INFORMATION SUPPLIED →
=======
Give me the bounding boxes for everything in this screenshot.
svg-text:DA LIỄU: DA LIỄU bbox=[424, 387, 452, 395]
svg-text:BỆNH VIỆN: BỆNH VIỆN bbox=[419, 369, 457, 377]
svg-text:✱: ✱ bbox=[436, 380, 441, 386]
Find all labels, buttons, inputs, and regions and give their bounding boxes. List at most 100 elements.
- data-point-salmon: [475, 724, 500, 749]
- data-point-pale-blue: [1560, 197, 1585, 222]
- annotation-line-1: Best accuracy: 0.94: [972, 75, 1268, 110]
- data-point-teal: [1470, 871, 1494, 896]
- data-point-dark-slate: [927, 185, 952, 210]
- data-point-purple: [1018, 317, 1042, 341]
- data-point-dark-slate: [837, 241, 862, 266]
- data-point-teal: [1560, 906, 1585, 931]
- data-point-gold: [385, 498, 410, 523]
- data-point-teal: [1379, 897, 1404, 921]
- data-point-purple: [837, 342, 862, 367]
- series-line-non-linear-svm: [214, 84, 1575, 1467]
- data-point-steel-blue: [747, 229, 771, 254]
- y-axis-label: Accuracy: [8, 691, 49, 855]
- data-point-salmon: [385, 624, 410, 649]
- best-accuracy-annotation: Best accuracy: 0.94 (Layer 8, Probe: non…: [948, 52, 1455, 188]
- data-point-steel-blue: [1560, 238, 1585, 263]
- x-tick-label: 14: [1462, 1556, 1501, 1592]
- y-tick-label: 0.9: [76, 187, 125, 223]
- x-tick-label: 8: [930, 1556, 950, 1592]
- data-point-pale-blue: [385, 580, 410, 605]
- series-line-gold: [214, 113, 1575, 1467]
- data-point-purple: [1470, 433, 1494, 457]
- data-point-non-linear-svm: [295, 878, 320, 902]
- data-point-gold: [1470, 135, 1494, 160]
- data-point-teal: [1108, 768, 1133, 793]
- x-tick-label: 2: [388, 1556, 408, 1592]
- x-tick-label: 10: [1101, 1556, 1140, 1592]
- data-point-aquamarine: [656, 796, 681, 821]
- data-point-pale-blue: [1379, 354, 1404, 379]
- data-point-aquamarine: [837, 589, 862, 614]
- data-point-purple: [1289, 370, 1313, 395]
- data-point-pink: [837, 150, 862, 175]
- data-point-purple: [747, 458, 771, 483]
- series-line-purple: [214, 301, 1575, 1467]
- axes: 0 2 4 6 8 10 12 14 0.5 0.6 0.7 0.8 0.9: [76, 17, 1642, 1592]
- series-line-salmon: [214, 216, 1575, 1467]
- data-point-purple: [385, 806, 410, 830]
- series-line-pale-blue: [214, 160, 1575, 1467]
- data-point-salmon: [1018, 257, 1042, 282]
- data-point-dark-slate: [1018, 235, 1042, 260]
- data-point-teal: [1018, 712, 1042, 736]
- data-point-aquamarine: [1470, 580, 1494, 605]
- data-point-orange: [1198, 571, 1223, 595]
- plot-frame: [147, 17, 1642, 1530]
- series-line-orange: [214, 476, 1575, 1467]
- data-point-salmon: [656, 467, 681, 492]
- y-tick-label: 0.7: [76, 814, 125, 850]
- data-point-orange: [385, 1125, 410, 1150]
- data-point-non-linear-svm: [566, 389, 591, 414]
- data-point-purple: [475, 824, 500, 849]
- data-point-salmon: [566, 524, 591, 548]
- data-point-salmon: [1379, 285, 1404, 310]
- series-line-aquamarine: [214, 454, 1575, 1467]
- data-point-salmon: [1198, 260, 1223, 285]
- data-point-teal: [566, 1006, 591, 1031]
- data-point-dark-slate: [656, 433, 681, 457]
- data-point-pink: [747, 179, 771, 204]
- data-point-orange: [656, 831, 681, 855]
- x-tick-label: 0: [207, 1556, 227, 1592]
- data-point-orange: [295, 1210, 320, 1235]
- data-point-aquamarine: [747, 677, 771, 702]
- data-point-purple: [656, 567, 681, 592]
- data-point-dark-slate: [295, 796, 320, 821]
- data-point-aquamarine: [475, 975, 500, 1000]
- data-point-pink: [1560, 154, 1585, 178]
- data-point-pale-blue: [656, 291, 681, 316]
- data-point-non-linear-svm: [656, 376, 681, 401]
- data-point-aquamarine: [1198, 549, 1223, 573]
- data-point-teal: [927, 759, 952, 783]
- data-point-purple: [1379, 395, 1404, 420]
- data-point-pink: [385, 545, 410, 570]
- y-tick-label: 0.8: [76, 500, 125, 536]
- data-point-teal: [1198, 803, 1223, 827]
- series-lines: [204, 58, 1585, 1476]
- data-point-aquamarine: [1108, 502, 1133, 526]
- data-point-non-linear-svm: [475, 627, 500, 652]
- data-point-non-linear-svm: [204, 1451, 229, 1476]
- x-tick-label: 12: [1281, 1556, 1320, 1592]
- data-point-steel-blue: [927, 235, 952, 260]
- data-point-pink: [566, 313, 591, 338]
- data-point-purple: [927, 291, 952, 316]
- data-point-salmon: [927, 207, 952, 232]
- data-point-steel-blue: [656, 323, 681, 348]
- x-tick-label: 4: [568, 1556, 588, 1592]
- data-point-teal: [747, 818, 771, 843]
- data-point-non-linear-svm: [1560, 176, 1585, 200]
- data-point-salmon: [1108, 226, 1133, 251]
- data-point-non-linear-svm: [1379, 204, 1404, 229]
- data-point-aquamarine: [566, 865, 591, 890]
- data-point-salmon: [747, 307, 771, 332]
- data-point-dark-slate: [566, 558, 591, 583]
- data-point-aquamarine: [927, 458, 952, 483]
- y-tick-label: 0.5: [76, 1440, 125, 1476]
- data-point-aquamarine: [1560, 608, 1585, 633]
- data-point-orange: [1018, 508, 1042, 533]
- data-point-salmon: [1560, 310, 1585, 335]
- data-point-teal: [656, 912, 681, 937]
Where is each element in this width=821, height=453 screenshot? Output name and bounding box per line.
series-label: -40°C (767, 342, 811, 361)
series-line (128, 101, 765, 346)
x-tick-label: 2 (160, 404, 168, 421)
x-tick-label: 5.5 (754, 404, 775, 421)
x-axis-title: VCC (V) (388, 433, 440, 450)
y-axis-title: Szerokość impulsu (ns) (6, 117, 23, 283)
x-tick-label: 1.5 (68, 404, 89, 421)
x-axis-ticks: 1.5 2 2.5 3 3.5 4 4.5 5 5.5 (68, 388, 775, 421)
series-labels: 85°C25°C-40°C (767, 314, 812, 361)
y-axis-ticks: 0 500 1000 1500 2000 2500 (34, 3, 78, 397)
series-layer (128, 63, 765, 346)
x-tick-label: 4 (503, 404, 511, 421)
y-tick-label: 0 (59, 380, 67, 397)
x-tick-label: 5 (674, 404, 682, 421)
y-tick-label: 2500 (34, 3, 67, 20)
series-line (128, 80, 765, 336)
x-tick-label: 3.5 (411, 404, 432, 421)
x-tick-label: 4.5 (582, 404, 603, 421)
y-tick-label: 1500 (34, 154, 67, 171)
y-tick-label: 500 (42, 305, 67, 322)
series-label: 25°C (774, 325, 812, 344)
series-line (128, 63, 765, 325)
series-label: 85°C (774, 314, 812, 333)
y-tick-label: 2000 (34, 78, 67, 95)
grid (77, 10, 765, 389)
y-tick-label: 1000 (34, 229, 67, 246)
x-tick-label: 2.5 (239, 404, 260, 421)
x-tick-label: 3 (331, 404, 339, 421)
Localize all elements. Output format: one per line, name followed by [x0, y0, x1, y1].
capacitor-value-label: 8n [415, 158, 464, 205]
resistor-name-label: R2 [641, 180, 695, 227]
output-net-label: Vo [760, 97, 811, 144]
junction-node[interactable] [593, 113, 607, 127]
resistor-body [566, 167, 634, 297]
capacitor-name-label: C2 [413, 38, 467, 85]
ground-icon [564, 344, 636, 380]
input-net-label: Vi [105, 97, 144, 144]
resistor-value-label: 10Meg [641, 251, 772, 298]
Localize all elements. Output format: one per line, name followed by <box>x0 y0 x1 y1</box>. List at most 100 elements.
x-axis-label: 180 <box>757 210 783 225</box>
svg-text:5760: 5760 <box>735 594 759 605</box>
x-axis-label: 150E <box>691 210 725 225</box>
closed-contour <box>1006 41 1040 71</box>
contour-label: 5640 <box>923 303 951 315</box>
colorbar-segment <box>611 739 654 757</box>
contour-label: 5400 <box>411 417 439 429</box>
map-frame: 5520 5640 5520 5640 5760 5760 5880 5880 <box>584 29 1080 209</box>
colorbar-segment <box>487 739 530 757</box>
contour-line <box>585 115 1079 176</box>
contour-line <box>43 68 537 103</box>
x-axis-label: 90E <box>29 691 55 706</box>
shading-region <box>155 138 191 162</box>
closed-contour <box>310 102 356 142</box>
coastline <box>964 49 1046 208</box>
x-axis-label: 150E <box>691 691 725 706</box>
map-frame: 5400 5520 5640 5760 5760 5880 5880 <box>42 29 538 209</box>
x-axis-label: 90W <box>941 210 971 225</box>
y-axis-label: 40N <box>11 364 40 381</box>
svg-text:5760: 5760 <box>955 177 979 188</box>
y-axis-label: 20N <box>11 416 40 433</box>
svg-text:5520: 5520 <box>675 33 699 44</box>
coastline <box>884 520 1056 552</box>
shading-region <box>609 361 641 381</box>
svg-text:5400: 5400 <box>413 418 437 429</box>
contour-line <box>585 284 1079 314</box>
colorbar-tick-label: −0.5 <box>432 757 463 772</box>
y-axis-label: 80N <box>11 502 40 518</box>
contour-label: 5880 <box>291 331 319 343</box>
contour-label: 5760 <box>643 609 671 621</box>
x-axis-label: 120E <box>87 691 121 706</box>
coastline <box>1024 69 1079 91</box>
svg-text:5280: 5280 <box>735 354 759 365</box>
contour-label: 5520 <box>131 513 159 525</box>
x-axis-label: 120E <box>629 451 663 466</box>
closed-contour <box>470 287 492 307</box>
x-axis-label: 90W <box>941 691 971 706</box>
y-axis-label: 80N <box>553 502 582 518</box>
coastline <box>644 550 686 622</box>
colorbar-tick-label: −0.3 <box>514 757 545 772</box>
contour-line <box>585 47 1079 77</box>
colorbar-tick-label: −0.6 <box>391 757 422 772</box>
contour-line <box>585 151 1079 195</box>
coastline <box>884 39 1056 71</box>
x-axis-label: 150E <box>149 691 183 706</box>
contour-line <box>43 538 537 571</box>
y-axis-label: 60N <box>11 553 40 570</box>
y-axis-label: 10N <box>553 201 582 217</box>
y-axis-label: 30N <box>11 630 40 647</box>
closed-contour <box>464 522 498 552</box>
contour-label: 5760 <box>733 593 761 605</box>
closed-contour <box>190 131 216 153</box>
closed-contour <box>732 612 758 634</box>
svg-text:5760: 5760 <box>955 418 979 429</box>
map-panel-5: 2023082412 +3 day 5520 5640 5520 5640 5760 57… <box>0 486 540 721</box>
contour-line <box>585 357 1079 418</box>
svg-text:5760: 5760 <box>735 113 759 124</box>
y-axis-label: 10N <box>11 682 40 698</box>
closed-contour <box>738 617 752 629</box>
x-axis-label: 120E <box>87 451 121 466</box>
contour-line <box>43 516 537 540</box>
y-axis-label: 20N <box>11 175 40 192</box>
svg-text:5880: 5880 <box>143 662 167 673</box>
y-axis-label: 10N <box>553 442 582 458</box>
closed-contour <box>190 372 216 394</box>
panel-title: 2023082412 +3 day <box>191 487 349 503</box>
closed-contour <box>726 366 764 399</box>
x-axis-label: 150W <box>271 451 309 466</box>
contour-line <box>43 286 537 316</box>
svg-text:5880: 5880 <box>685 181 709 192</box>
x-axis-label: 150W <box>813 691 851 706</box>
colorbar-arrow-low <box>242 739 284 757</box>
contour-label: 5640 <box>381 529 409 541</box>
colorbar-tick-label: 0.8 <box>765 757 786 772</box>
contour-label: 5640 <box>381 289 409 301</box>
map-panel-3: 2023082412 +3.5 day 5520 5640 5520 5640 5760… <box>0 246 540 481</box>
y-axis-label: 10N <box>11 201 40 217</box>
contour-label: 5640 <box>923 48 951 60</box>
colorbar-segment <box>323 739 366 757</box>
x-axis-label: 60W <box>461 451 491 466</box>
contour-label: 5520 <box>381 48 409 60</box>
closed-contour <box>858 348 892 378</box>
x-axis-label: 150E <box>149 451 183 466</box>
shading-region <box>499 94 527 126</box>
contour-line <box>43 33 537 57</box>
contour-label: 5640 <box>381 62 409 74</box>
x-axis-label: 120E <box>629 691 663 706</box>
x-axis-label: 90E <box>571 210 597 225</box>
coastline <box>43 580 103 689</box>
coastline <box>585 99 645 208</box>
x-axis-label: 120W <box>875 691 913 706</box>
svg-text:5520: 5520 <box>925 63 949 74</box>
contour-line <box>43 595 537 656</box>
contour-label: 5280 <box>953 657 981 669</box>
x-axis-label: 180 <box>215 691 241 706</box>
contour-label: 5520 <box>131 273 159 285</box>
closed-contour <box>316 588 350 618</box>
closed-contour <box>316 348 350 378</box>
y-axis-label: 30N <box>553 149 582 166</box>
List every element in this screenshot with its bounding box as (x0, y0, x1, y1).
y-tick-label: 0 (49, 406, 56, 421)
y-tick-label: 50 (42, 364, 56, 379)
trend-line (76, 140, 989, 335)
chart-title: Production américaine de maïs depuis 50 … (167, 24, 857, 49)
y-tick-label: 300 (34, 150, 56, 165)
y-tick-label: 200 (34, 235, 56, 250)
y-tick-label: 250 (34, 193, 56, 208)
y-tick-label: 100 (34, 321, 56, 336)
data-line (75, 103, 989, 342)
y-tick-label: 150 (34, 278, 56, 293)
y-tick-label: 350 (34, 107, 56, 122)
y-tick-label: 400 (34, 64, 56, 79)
=======
WHAT THE TASK ASKS →
Lay out the data above as a JSON list of strings, one string per line, with any blank lines left out. Begin at the very first line and stop after the line that has "Find all labels, buttons, inputs, and".

ANSWER TO THE EXERCISE →
[
  "Give me the bounding boxes for everything in this screenshot.",
  "svg-text:DA LIỄU: DA LIỄU bbox=[424, 387, 452, 395]",
  "svg-text:BỆNH VIỆN: BỆNH VIỆN bbox=[419, 369, 457, 377]",
  "svg-text:✱: ✱ bbox=[436, 380, 441, 386]",
  "Find all labels, buttons, inputs, and regions and give their bounding boxes. List at most 100 elements."
]